_Do this_
Each entry below must be repeated exactly, with pictures left out.

=== Material provided ===

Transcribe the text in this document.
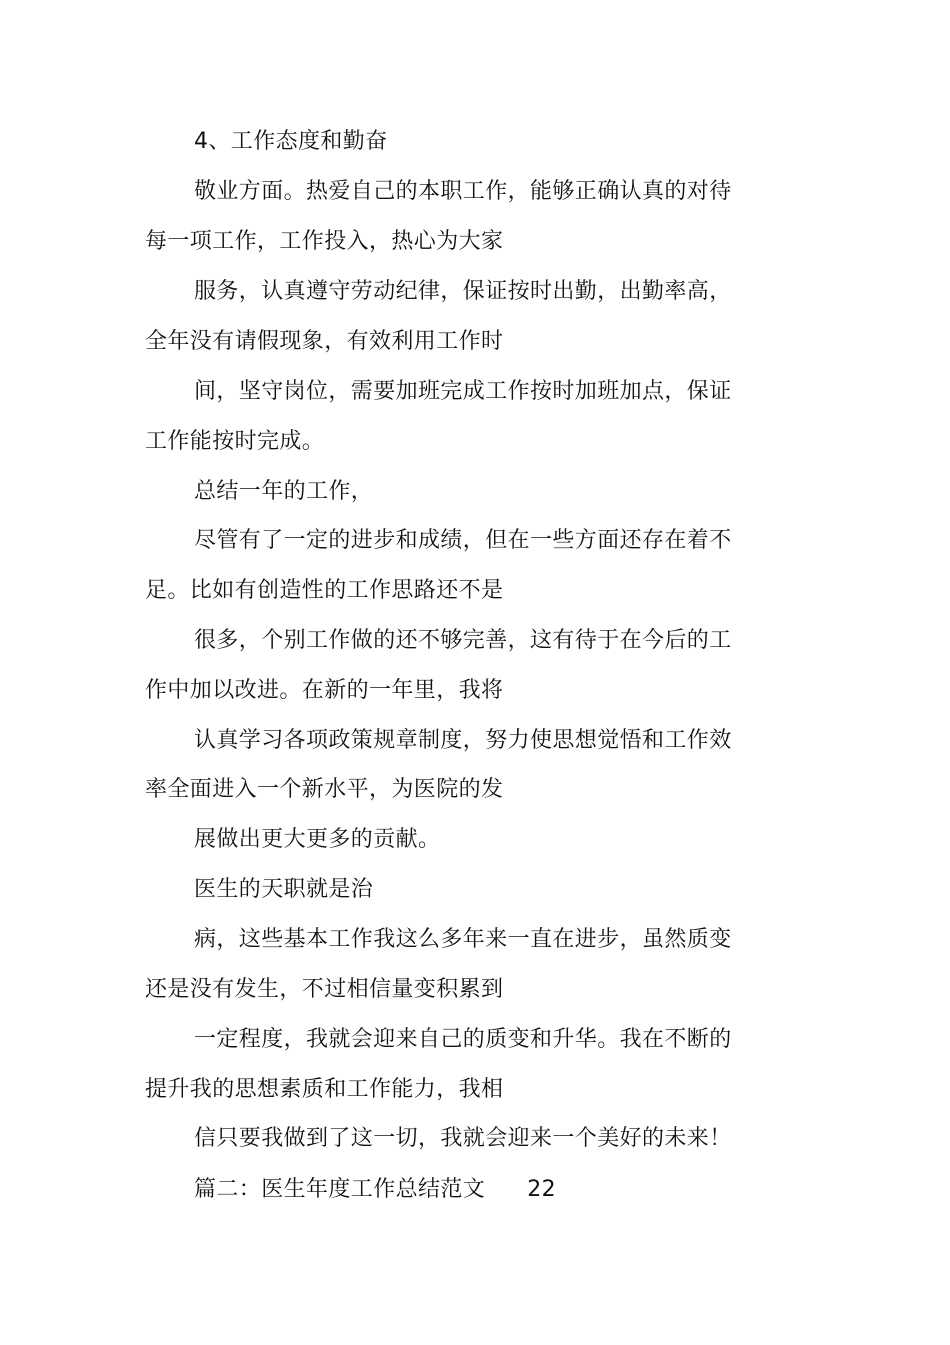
4、工作态度和勤奋
敬业方面。热爱自己的本职工作，能够正确认真的对待
每一项工作，工作投入，热心为大家
服务，认真遵守劳动纪律，保证按时出勤，出勤率高，
全年没有请假现象，有效利用工作时
间，坚守岗位，需要加班完成工作按时加班加点，保证
工作能按时完成。
总结一年的工作，
尽管有了一定的进步和成绩，但在一些方面还存在着不
足。比如有创造性的工作思路还不是
很多，个别工作做的还不够完善，这有待于在今后的工
作中加以改进。在新的一年里，我将
认真学习各项政策规章制度，努力使思想觉悟和工作效
率全面进入一个新水平，为医院的发
展做出更大更多的贡献。
医生的天职就是治
病，这些基本工作我这么多年来一直在进步，虽然质变
还是没有发生，不过相信量变积累到
一定程度，我就会迎来自己的质变和升华。我在不断的
提升我的思想素质和工作能力，我相
信只要我做到了这一切，我就会迎来一个美好的未来！
篇二：医生年度工作总结范文 22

===

_Solution_
Transcribe the text in this document.
4、工作态度和勤奋
敬业方面。热爱自己的本职工作，能够正确认真的对待
每一项工作，工作投入，热心为大家
服务，认真遵守劳动纪律，保证按时出勤，出勤率高，
全年没有请假现象，有效利用工作时
间，坚守岗位，需要加班完成工作按时加班加点，保证
工作能按时完成。
总结一年的工作，
尽管有了一定的进步和成绩，但在一些方面还存在着不
足。比如有创造性的工作思路还不是
很多，个别工作做的还不够完善，这有待于在今后的工
作中加以改进。在新的一年里，我将
认真学习各项政策规章制度，努力使思想觉悟和工作效
率全面进入一个新水平，为医院的发
展做出更大更多的贡献。
医生的天职就是治
病，这些基本工作我这么多年来一直在进步，虽然质变
还是没有发生，不过相信量变积累到
一定程度，我就会迎来自己的质变和升华。我在不断的
提升我的思想素质和工作能力，我相
信只要我做到了这一切，我就会迎来一个美好的未来！
篇二：医生年度工作总结范文 22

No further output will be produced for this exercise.